#### Items
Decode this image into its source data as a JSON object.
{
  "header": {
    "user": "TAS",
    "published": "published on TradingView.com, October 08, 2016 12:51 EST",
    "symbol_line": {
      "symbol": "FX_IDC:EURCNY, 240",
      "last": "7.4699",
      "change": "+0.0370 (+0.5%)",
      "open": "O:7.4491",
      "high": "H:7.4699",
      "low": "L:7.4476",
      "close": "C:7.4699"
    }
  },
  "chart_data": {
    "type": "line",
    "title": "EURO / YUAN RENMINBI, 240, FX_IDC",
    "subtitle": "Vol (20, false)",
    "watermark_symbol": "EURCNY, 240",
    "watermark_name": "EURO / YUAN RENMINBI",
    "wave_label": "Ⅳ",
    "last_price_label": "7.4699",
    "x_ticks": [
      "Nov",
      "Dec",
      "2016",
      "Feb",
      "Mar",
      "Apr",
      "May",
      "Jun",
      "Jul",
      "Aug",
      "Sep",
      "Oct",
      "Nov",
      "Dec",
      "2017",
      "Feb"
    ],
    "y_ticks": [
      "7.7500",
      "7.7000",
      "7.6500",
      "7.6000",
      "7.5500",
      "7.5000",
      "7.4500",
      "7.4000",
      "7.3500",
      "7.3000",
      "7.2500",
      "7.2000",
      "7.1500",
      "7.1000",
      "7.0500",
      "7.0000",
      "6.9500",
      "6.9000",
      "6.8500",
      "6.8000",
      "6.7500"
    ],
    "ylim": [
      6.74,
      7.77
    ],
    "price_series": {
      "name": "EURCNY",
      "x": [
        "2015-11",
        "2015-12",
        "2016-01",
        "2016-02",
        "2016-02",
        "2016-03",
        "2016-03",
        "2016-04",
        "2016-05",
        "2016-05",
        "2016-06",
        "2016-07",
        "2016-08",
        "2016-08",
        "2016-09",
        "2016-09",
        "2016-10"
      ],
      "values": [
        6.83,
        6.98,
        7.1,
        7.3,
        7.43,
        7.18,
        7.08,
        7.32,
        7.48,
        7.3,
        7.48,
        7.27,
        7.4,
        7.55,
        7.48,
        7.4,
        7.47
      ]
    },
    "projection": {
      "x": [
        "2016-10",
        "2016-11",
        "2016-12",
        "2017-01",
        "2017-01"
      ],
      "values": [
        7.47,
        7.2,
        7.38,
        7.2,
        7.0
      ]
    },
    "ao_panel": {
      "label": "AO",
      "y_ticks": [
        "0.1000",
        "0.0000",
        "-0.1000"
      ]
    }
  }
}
########
What is needed :: Select every line of the material above holding the word "EURCNY" and copy it.

Exercise solution ::
      "symbol": "FX_IDC:EURCNY, 240",
    "watermark_symbol": "EURCNY, 240",
      "name": "EURCNY",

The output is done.